§ GIVEN PROBLEM: Pictures aside, quote the whole listing exactly.

§ RECORDS FOR THE EXERCISE:
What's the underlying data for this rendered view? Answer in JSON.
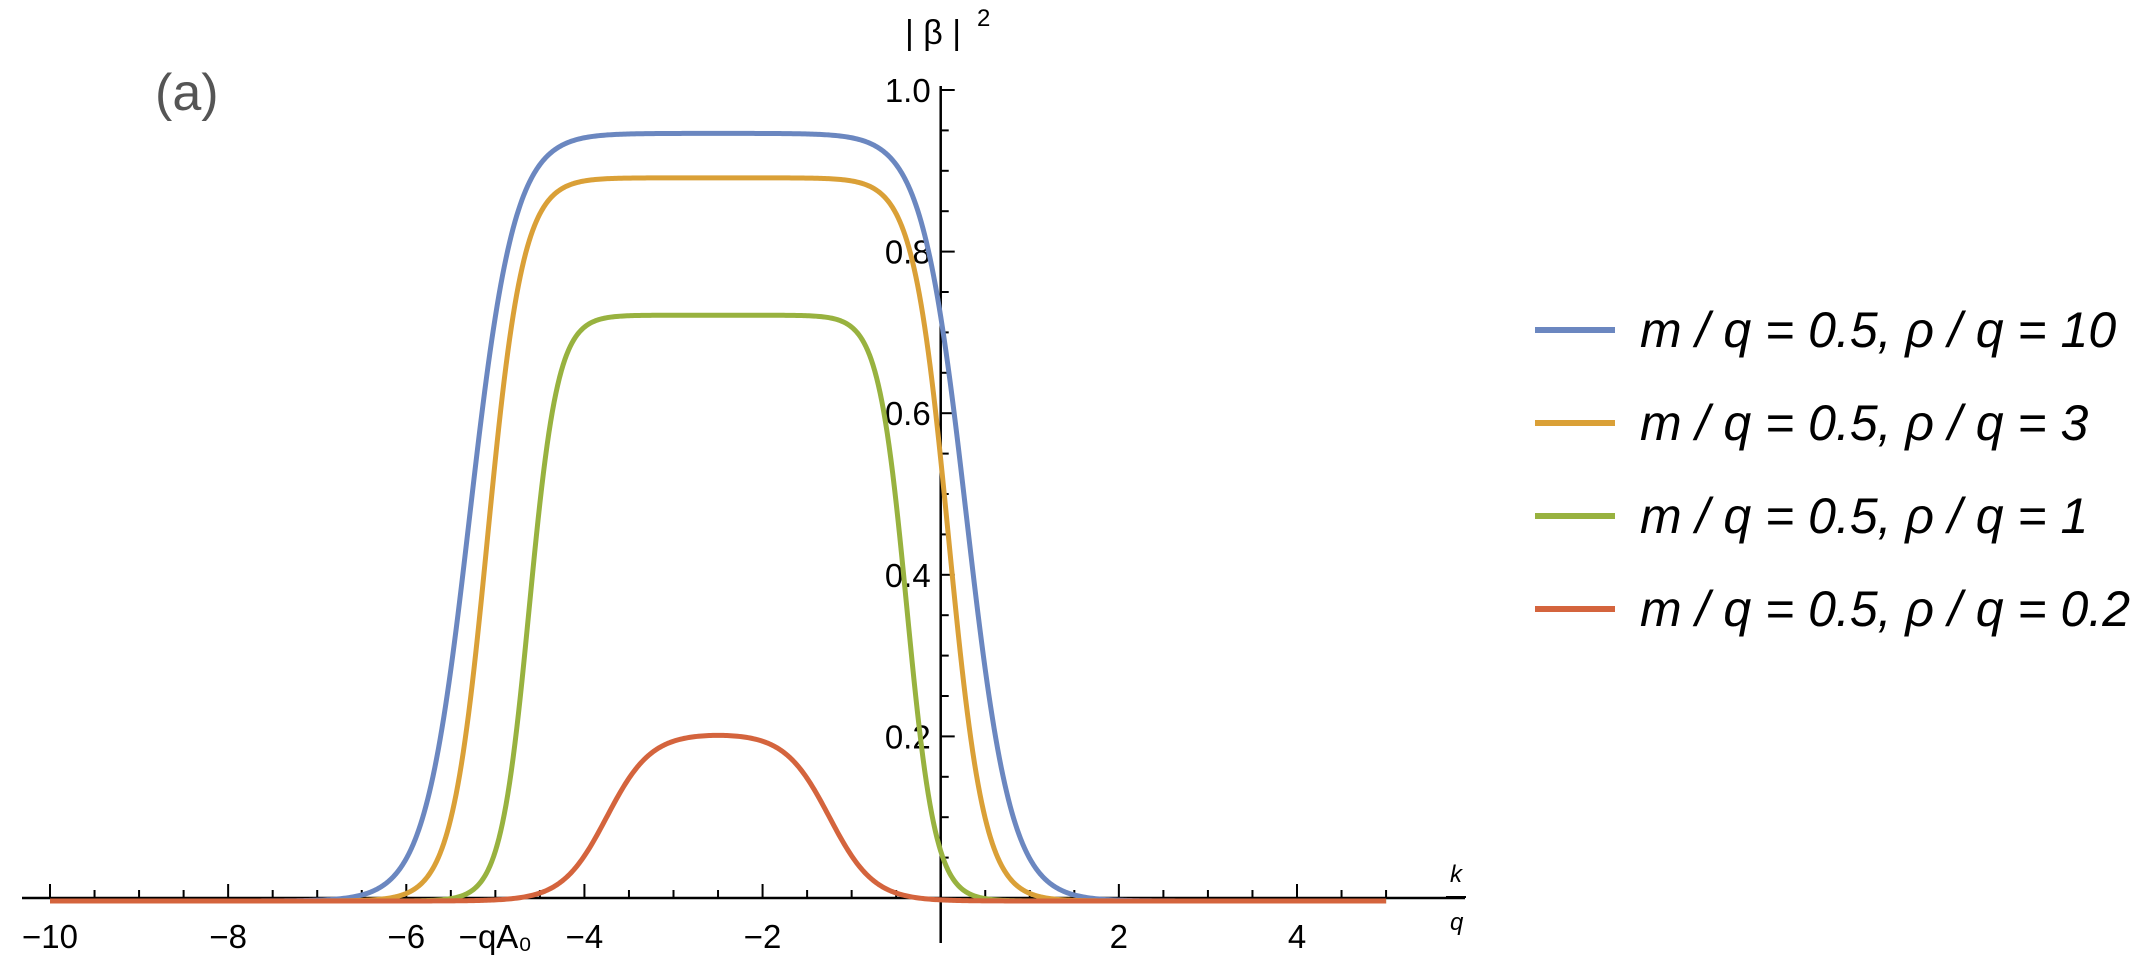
{
  "chart_data": {
    "type": "line",
    "panel_label": "(a)",
    "ylabel": "| β |",
    "ylabel_sup": "2",
    "xlabel_num": "k",
    "xlabel_den": "q",
    "xlim": [
      -10.3,
      5.3
    ],
    "ylim": [
      0,
      1.0
    ],
    "x_ticks": [
      -10,
      -8,
      -6,
      -4,
      -2,
      2,
      4
    ],
    "x_tick_labels": [
      "−10",
      "−8",
      "−6",
      "−4",
      "−2",
      "2",
      "4"
    ],
    "y_ticks": [
      0.2,
      0.4,
      0.6,
      0.8,
      1.0
    ],
    "y_tick_labels": [
      "0.2",
      "0.4",
      "0.6",
      "0.8",
      "1.0"
    ],
    "annotation": {
      "text": "−qA₀",
      "x": -5,
      "y": 0
    },
    "grid": false,
    "legend_position": "right",
    "series": [
      {
        "name": "m / q = 0.5,  ρ / q = 10",
        "color": "#6b87c0",
        "peak": 0.95,
        "center": -2.5,
        "edge": 2.79,
        "width": 0.25
      },
      {
        "name": "m / q = 0.5,  ρ / q = 3",
        "color": "#daa037",
        "peak": 0.895,
        "center": -2.5,
        "edge": 2.59,
        "width": 0.2
      },
      {
        "name": "m / q = 0.5,  ρ / q = 1",
        "color": "#98b23f",
        "peak": 0.725,
        "center": -2.5,
        "edge": 2.12,
        "width": 0.16
      },
      {
        "name": "m / q = 0.5,  ρ / q = 0.2",
        "color": "#d4643d",
        "peak": 0.205,
        "center": -2.5,
        "edge": 1.25,
        "width": 0.25
      }
    ]
  }
}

§ RESULT FOR THIS TASK:
What's the underlying data for this rendered view? Answer in JSON.
{
  "chart_data": {
    "type": "line",
    "panel_label": "(a)",
    "ylabel": "| β |",
    "ylabel_sup": "2",
    "xlabel_num": "k",
    "xlabel_den": "q",
    "xlim": [
      -10.3,
      5.3
    ],
    "ylim": [
      0,
      1.0
    ],
    "x_ticks": [
      -10,
      -8,
      -6,
      -4,
      -2,
      2,
      4
    ],
    "x_tick_labels": [
      "−10",
      "−8",
      "−6",
      "−4",
      "−2",
      "2",
      "4"
    ],
    "y_ticks": [
      0.2,
      0.4,
      0.6,
      0.8,
      1.0
    ],
    "y_tick_labels": [
      "0.2",
      "0.4",
      "0.6",
      "0.8",
      "1.0"
    ],
    "annotation": {
      "text": "−qA₀",
      "x": -5,
      "y": 0
    },
    "grid": false,
    "legend_position": "right",
    "series": [
      {
        "name": "m / q = 0.5,  ρ / q = 10",
        "color": "#6b87c0",
        "peak": 0.95,
        "center": -2.5,
        "edge": 2.79,
        "width": 0.25
      },
      {
        "name": "m / q = 0.5,  ρ / q = 3",
        "color": "#daa037",
        "peak": 0.895,
        "center": -2.5,
        "edge": 2.59,
        "width": 0.2
      },
      {
        "name": "m / q = 0.5,  ρ / q = 1",
        "color": "#98b23f",
        "peak": 0.725,
        "center": -2.5,
        "edge": 2.12,
        "width": 0.16
      },
      {
        "name": "m / q = 0.5,  ρ / q = 0.2",
        "color": "#d4643d",
        "peak": 0.205,
        "center": -2.5,
        "edge": 1.25,
        "width": 0.25
      }
    ]
  }
}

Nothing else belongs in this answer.